Exercise goal:
Output the full listing below exactly, without the pictures.

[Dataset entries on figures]
================

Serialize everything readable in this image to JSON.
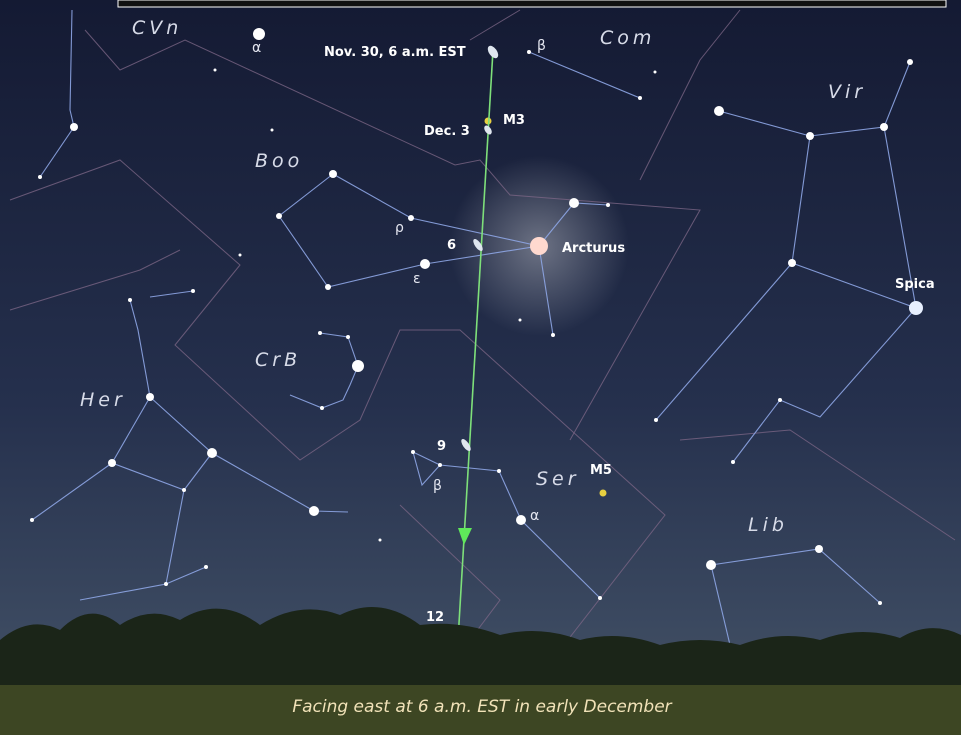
{
  "constellations": [
    "CVn",
    "Com",
    "Vir",
    "Boo",
    "CrB",
    "Her",
    "Ser",
    "Lib"
  ],
  "star_labels": [
    "α",
    "β",
    "ρ",
    "ε",
    "β",
    "α"
  ],
  "objects": [
    "Arcturus",
    "Spica",
    "M3",
    "M5"
  ],
  "comet_positions": [
    "Nov. 30, 6 a.m. EST",
    "Dec. 3",
    "6",
    "9",
    "12"
  ],
  "caption": "Facing east at 6 a.m. EST  in early December"
}
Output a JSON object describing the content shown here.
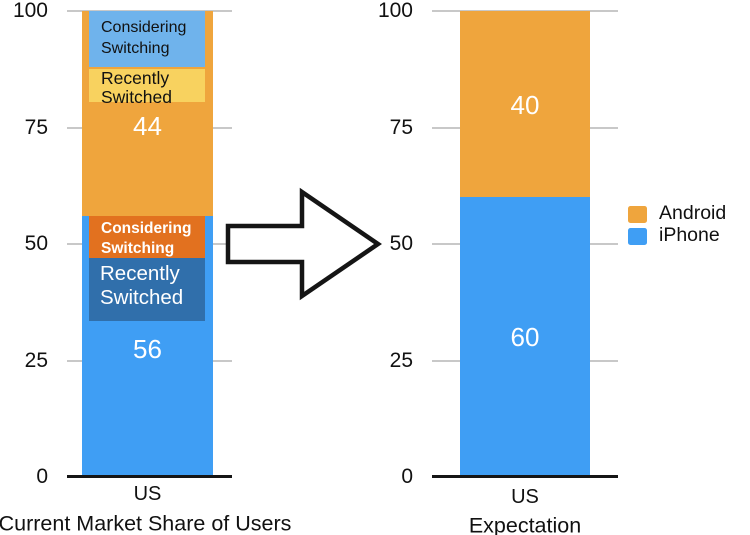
{
  "page": {
    "background": "#ffffff"
  },
  "colors": {
    "android_orange": "#efa53d",
    "iphone_blue": "#3f9ef4",
    "annotation_light_blue": "#6fb3ec",
    "annotation_yellow": "#f8d25f",
    "annotation_dark_orange": "#e2711f",
    "annotation_dark_blue": "#306fab",
    "gridline_gray": "#c8c8c8",
    "axis_black": "#151515",
    "value_label_white": "#ffffff"
  },
  "legend": {
    "items": [
      {
        "label": "Android",
        "color": "#efa53d"
      },
      {
        "label": "iPhone",
        "color": "#3f9ef4"
      }
    ]
  },
  "chart_data": [
    {
      "type": "bar",
      "stacked": true,
      "title": "Current Market Share of Users",
      "categories": [
        "US"
      ],
      "ylim": [
        0,
        100
      ],
      "yticks": [
        0,
        25,
        50,
        75,
        100
      ],
      "grid": true,
      "series": [
        {
          "name": "iPhone",
          "values": [
            56
          ],
          "color": "#3f9ef4",
          "label_color": "#ffffff"
        },
        {
          "name": "Android",
          "values": [
            44
          ],
          "color": "#efa53d",
          "label_color": "#ffffff"
        }
      ],
      "annotations": [
        {
          "segment": "Android",
          "text": "Considering Switching",
          "span": [
            88,
            100
          ],
          "bg": "#6fb3ec",
          "color": "#111111"
        },
        {
          "segment": "Android",
          "text": "Recently Switched",
          "span": [
            80.5,
            87.5
          ],
          "bg": "#f8d25f",
          "color": "#111111"
        },
        {
          "segment": "iPhone",
          "text": "Considering Switching",
          "span": [
            47,
            56
          ],
          "bg": "#e2711f",
          "color": "#ffffff"
        },
        {
          "segment": "iPhone",
          "text": "Recently Switched",
          "span": [
            33.5,
            47
          ],
          "bg": "#306fab",
          "color": "#ffffff"
        }
      ]
    },
    {
      "type": "bar",
      "stacked": true,
      "title": "Expectation",
      "categories": [
        "US"
      ],
      "ylim": [
        0,
        100
      ],
      "yticks": [
        0,
        25,
        50,
        75,
        100
      ],
      "grid": true,
      "legend_position": "right",
      "series": [
        {
          "name": "iPhone",
          "values": [
            60
          ],
          "color": "#3f9ef4",
          "label_color": "#ffffff"
        },
        {
          "name": "Android",
          "values": [
            40
          ],
          "color": "#efa53d",
          "label_color": "#ffffff"
        }
      ]
    }
  ]
}
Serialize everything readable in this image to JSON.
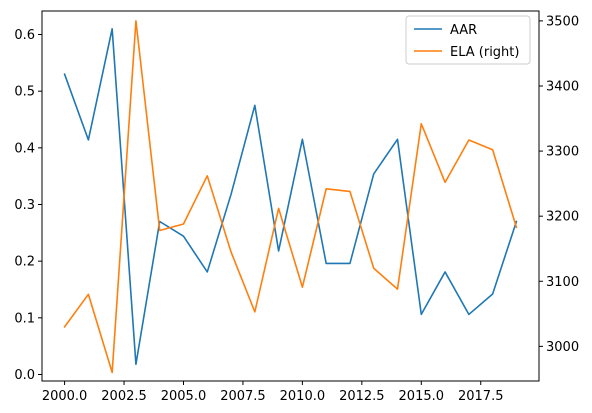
{
  "chart_data": {
    "type": "line",
    "title": "",
    "xlabel": "",
    "ylabel": "",
    "ylabel_right": "",
    "x": [
      2000,
      2001,
      2002,
      2003,
      2004,
      2005,
      2006,
      2007,
      2008,
      2009,
      2010,
      2011,
      2012,
      2013,
      2014,
      2015,
      2016,
      2017,
      2018,
      2019
    ],
    "xlim": [
      1999.05,
      2019.95
    ],
    "ylim_left": [
      -0.0115,
      0.6415
    ],
    "ylim_right": [
      2946.8,
      3515.2
    ],
    "x_ticks": [
      2000,
      2002.5,
      2005,
      2007.5,
      2010,
      2012.5,
      2015,
      2017.5
    ],
    "x_tick_labels": [
      "2000.0",
      "2002.5",
      "2005.0",
      "2007.5",
      "2010.0",
      "2012.5",
      "2015.0",
      "2017.5"
    ],
    "y_left_ticks": [
      0.0,
      0.1,
      0.2,
      0.3,
      0.4,
      0.5,
      0.6
    ],
    "y_left_tick_labels": [
      "0.0",
      "0.1",
      "0.2",
      "0.3",
      "0.4",
      "0.5",
      "0.6"
    ],
    "y_right_ticks": [
      3000,
      3100,
      3200,
      3300,
      3400,
      3500
    ],
    "y_right_tick_labels": [
      "3000",
      "3100",
      "3200",
      "3300",
      "3400",
      "3500"
    ],
    "grid": false,
    "legend_position": "top-right",
    "series": [
      {
        "name": "AAR",
        "axis": "left",
        "color": "#1f77b4",
        "values": [
          0.53,
          0.414,
          0.61,
          0.018,
          0.27,
          0.244,
          0.181,
          0.318,
          0.475,
          0.218,
          0.415,
          0.196,
          0.196,
          0.354,
          0.415,
          0.106,
          0.181,
          0.106,
          0.142,
          0.27
        ]
      },
      {
        "name": "ELA (right)",
        "axis": "right",
        "color": "#ff7f0e",
        "values": [
          3030,
          3080,
          2960,
          3500,
          3178,
          3188,
          3262,
          3145,
          3053,
          3212,
          3091,
          3242,
          3238,
          3120,
          3088,
          3342,
          3252,
          3317,
          3302,
          3183
        ]
      }
    ]
  }
}
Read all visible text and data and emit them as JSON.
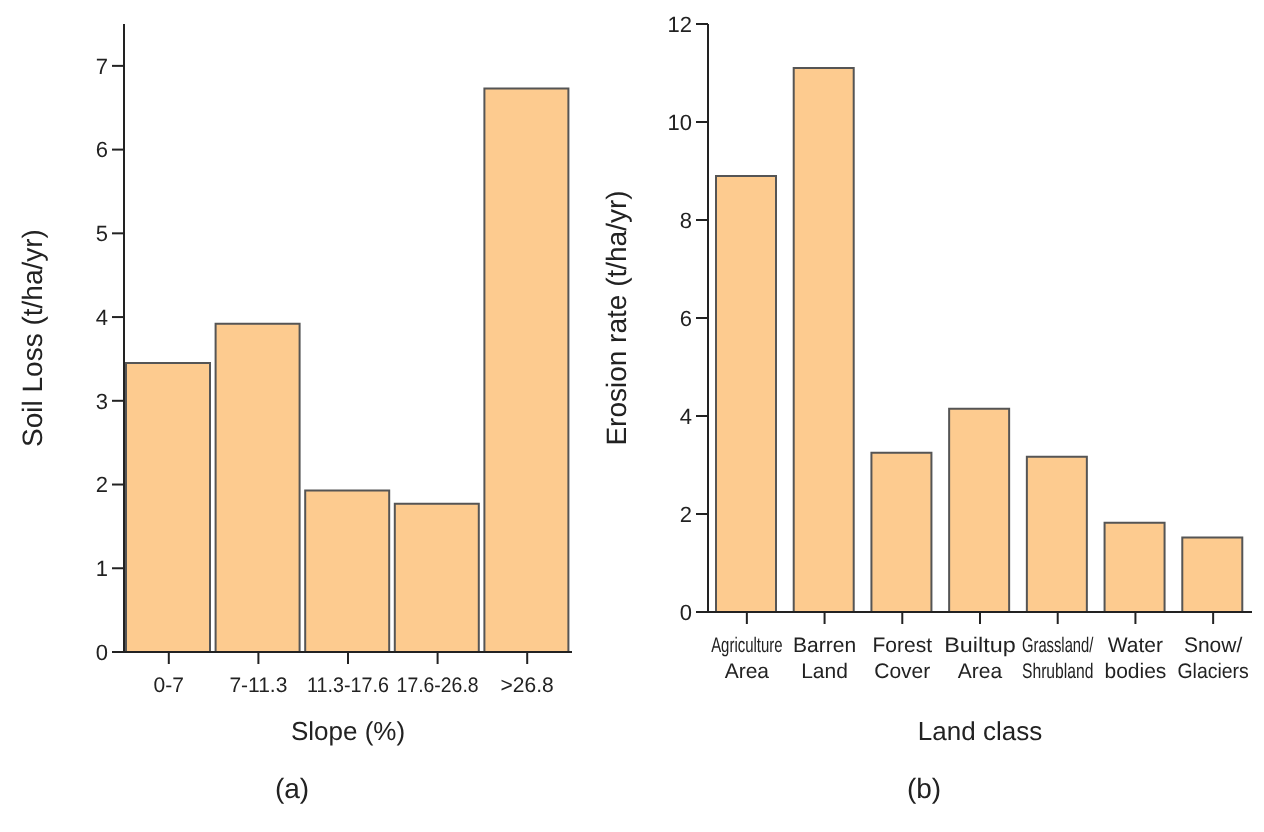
{
  "chart_data": [
    {
      "type": "bar",
      "xlabel": "Slope (%)",
      "ylabel": "Soil Loss (t/ha/yr)",
      "categories": [
        "0-7",
        "7-11.3",
        "11.3-17.6",
        "17.6-26.8",
        ">26.8"
      ],
      "values": [
        3.45,
        3.92,
        1.93,
        1.77,
        6.73
      ],
      "color": "#fdcb8f",
      "ylim": [
        0,
        7.5
      ],
      "yticks": [
        0,
        1,
        2,
        3,
        4,
        5,
        6,
        7
      ],
      "grid": false,
      "legend": false,
      "annotations": [
        "(a)"
      ]
    },
    {
      "type": "bar",
      "xlabel": "Land class",
      "ylabel": "Erosion rate (t/ha/yr)",
      "categories": [
        "Agriculture Area",
        "Barren Land",
        "Forest Cover",
        "Builtup Area",
        "Grassland/ Shrubland",
        "Water bodies",
        "Snow/ Glaciers"
      ],
      "values": [
        8.9,
        11.1,
        3.25,
        4.15,
        3.17,
        1.82,
        1.52
      ],
      "color": "#fdcb8f",
      "ylim": [
        0,
        12
      ],
      "yticks": [
        0,
        2,
        4,
        6,
        8,
        10,
        12
      ],
      "grid": false,
      "legend": false,
      "annotations": [
        "(b)"
      ]
    }
  ]
}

================

Correct output:
Serialize everything readable in this image to JSON.
{
  "constellations": [
    "CVn",
    "Com",
    "Vir",
    "Boo",
    "CrB",
    "Her",
    "Ser",
    "Lib"
  ],
  "star_labels": [
    "α",
    "β",
    "ρ",
    "ε",
    "β",
    "α"
  ],
  "objects": [
    "Arcturus",
    "Spica",
    "M3",
    "M5"
  ],
  "comet_positions": [
    "Nov. 30, 6 a.m. EST",
    "Dec. 3",
    "6",
    "9",
    "12"
  ],
  "caption": "Facing east at 6 a.m. EST  in early December"
}
Output a JSON object describing the content shown here.
{
  "page": {
    "background": "#ffffff"
  },
  "colors": {
    "android_orange": "#efa53d",
    "iphone_blue": "#3f9ef4",
    "annotation_light_blue": "#6fb3ec",
    "annotation_yellow": "#f8d25f",
    "annotation_dark_orange": "#e2711f",
    "annotation_dark_blue": "#306fab",
    "gridline_gray": "#c8c8c8",
    "axis_black": "#151515",
    "value_label_white": "#ffffff"
  },
  "legend": {
    "items": [
      {
        "label": "Android",
        "color": "#efa53d"
      },
      {
        "label": "iPhone",
        "color": "#3f9ef4"
      }
    ]
  },
  "chart_data": [
    {
      "type": "bar",
      "stacked": true,
      "title": "Current Market Share of Users",
      "categories": [
        "US"
      ],
      "ylim": [
        0,
        100
      ],
      "yticks": [
        0,
        25,
        50,
        75,
        100
      ],
      "grid": true,
      "series": [
        {
          "name": "iPhone",
          "values": [
            56
          ],
          "color": "#3f9ef4",
          "label_color": "#ffffff"
        },
        {
          "name": "Android",
          "values": [
            44
          ],
          "color": "#efa53d",
          "label_color": "#ffffff"
        }
      ],
      "annotations": [
        {
          "segment": "Android",
          "text": "Considering Switching",
          "span": [
            88,
            100
          ],
          "bg": "#6fb3ec",
          "color": "#111111"
        },
        {
          "segment": "Android",
          "text": "Recently Switched",
          "span": [
            80.5,
            87.5
          ],
          "bg": "#f8d25f",
          "color": "#111111"
        },
        {
          "segment": "iPhone",
          "text": "Considering Switching",
          "span": [
            47,
            56
          ],
          "bg": "#e2711f",
          "color": "#ffffff"
        },
        {
          "segment": "iPhone",
          "text": "Recently Switched",
          "span": [
            33.5,
            47
          ],
          "bg": "#306fab",
          "color": "#ffffff"
        }
      ]
    },
    {
      "type": "bar",
      "stacked": true,
      "title": "Expectation",
      "categories": [
        "US"
      ],
      "ylim": [
        0,
        100
      ],
      "yticks": [
        0,
        25,
        50,
        75,
        100
      ],
      "grid": true,
      "legend_position": "right",
      "series": [
        {
          "name": "iPhone",
          "values": [
            60
          ],
          "color": "#3f9ef4",
          "label_color": "#ffffff"
        },
        {
          "name": "Android",
          "values": [
            40
          ],
          "color": "#efa53d",
          "label_color": "#ffffff"
        }
      ]
    }
  ]
}
Serialize everything readable in this image to JSON.
{
  "chart_data": {
    "type": "line",
    "title": "",
    "xlabel": "",
    "ylabel": "",
    "ylabel_right": "",
    "x": [
      2000,
      2001,
      2002,
      2003,
      2004,
      2005,
      2006,
      2007,
      2008,
      2009,
      2010,
      2011,
      2012,
      2013,
      2014,
      2015,
      2016,
      2017,
      2018,
      2019
    ],
    "xlim": [
      1999.05,
      2019.95
    ],
    "ylim_left": [
      -0.0115,
      0.6415
    ],
    "ylim_right": [
      2946.8,
      3515.2
    ],
    "x_ticks": [
      2000,
      2002.5,
      2005,
      2007.5,
      2010,
      2012.5,
      2015,
      2017.5
    ],
    "x_tick_labels": [
      "2000.0",
      "2002.5",
      "2005.0",
      "2007.5",
      "2010.0",
      "2012.5",
      "2015.0",
      "2017.5"
    ],
    "y_left_ticks": [
      0.0,
      0.1,
      0.2,
      0.3,
      0.4,
      0.5,
      0.6
    ],
    "y_left_tick_labels": [
      "0.0",
      "0.1",
      "0.2",
      "0.3",
      "0.4",
      "0.5",
      "0.6"
    ],
    "y_right_ticks": [
      3000,
      3100,
      3200,
      3300,
      3400,
      3500
    ],
    "y_right_tick_labels": [
      "3000",
      "3100",
      "3200",
      "3300",
      "3400",
      "3500"
    ],
    "grid": false,
    "legend_position": "top-right",
    "series": [
      {
        "name": "AAR",
        "axis": "left",
        "color": "#1f77b4",
        "values": [
          0.53,
          0.414,
          0.61,
          0.018,
          0.27,
          0.244,
          0.181,
          0.318,
          0.475,
          0.218,
          0.415,
          0.196,
          0.196,
          0.354,
          0.415,
          0.106,
          0.181,
          0.106,
          0.142,
          0.27
        ]
      },
      {
        "name": "ELA (right)",
        "axis": "right",
        "color": "#ff7f0e",
        "values": [
          3030,
          3080,
          2960,
          3500,
          3178,
          3188,
          3262,
          3145,
          3053,
          3212,
          3091,
          3242,
          3238,
          3120,
          3088,
          3342,
          3252,
          3317,
          3302,
          3183
        ]
      }
    ]
  }
}
Read all visible text and data and emit them as JSON.
{
  "chart_data": [
    {
      "type": "bar",
      "xlabel": "Slope (%)",
      "ylabel": "Soil Loss (t/ha/yr)",
      "categories": [
        "0-7",
        "7-11.3",
        "11.3-17.6",
        "17.6-26.8",
        ">26.8"
      ],
      "values": [
        3.45,
        3.92,
        1.93,
        1.77,
        6.73
      ],
      "color": "#fdcb8f",
      "ylim": [
        0,
        7.5
      ],
      "yticks": [
        0,
        1,
        2,
        3,
        4,
        5,
        6,
        7
      ],
      "grid": false,
      "legend": false,
      "annotations": [
        "(a)"
      ]
    },
    {
      "type": "bar",
      "xlabel": "Land class",
      "ylabel": "Erosion rate (t/ha/yr)",
      "categories": [
        "Agriculture Area",
        "Barren Land",
        "Forest Cover",
        "Builtup Area",
        "Grassland/ Shrubland",
        "Water bodies",
        "Snow/ Glaciers"
      ],
      "values": [
        8.9,
        11.1,
        3.25,
        4.15,
        3.17,
        1.82,
        1.52
      ],
      "color": "#fdcb8f",
      "ylim": [
        0,
        12
      ],
      "yticks": [
        0,
        2,
        4,
        6,
        8,
        10,
        12
      ],
      "grid": false,
      "legend": false,
      "annotations": [
        "(b)"
      ]
    }
  ]
}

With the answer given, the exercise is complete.